STORED DATA =>
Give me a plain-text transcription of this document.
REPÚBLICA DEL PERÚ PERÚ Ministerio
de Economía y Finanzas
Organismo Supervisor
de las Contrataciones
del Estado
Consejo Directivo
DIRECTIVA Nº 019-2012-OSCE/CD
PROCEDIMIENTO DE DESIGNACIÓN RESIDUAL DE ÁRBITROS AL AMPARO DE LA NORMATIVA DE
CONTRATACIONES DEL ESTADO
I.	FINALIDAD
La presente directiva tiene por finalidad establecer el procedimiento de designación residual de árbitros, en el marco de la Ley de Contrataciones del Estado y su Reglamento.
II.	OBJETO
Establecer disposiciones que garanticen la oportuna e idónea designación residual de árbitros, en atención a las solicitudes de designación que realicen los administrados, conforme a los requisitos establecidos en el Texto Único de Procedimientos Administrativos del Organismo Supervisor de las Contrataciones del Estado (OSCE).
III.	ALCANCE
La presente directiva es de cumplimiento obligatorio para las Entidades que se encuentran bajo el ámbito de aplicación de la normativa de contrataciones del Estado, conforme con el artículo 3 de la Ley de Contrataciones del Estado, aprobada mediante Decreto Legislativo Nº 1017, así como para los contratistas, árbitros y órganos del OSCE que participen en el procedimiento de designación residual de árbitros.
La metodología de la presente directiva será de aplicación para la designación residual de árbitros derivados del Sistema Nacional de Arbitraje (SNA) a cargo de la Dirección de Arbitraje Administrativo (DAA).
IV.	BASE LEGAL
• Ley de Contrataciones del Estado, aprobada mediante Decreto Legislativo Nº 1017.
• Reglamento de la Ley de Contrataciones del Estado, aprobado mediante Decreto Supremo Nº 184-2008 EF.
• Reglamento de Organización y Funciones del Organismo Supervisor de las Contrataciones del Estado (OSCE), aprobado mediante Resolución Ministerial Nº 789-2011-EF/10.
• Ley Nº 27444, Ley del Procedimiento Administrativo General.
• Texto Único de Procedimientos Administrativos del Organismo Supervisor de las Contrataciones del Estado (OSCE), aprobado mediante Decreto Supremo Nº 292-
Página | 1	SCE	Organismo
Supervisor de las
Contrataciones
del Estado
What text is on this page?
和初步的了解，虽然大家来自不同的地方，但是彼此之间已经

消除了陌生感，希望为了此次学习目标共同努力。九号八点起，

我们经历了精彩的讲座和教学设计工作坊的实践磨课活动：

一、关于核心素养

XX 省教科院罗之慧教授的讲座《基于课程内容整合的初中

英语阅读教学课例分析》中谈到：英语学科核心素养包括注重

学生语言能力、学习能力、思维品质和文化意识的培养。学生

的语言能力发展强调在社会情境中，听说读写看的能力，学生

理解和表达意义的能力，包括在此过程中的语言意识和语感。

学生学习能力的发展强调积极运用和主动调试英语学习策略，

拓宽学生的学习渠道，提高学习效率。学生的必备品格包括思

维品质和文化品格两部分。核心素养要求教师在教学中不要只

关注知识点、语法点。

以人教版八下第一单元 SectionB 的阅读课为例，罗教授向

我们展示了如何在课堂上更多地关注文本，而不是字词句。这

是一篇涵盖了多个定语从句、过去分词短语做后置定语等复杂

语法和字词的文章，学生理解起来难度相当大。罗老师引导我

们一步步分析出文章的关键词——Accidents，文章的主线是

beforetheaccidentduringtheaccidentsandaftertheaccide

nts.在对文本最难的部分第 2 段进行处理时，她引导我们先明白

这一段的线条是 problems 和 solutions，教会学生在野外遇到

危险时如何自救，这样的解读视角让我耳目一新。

AIM => Only the lines from the one holding "What text is on this page?" through the end of the listing should be given again, exactly and with both ends included.

EXPECTED ANSWER =>
What text is on this page?
和初步的了解，虽然大家来自不同的地方，但是彼此之间已经

消除了陌生感，希望为了此次学习目标共同努力。九号八点起，

我们经历了精彩的讲座和教学设计工作坊的实践磨课活动：

一、关于核心素养

XX 省教科院罗之慧教授的讲座《基于课程内容整合的初中

英语阅读教学课例分析》中谈到：英语学科核心素养包括注重

学生语言能力、学习能力、思维品质和文化意识的培养。学生

的语言能力发展强调在社会情境中，听说读写看的能力，学生

理解和表达意义的能力，包括在此过程中的语言意识和语感。

学生学习能力的发展强调积极运用和主动调试英语学习策略，

拓宽学生的学习渠道，提高学习效率。学生的必备品格包括思

维品质和文化品格两部分。核心素养要求教师在教学中不要只

关注知识点、语法点。

以人教版八下第一单元 SectionB 的阅读课为例，罗教授向

我们展示了如何在课堂上更多地关注文本，而不是字词句。这

是一篇涵盖了多个定语从句、过去分词短语做后置定语等复杂

语法和字词的文章，学生理解起来难度相当大。罗老师引导我

们一步步分析出文章的关键词——Accidents，文章的主线是

beforetheaccidentduringtheaccidentsandaftertheaccide

nts.在对文本最难的部分第 2 段进行处理时，她引导我们先明白

这一段的线条是 problems 和 solutions，教会学生在野外遇到

危险时如何自救，这样的解读视角让我耳目一新。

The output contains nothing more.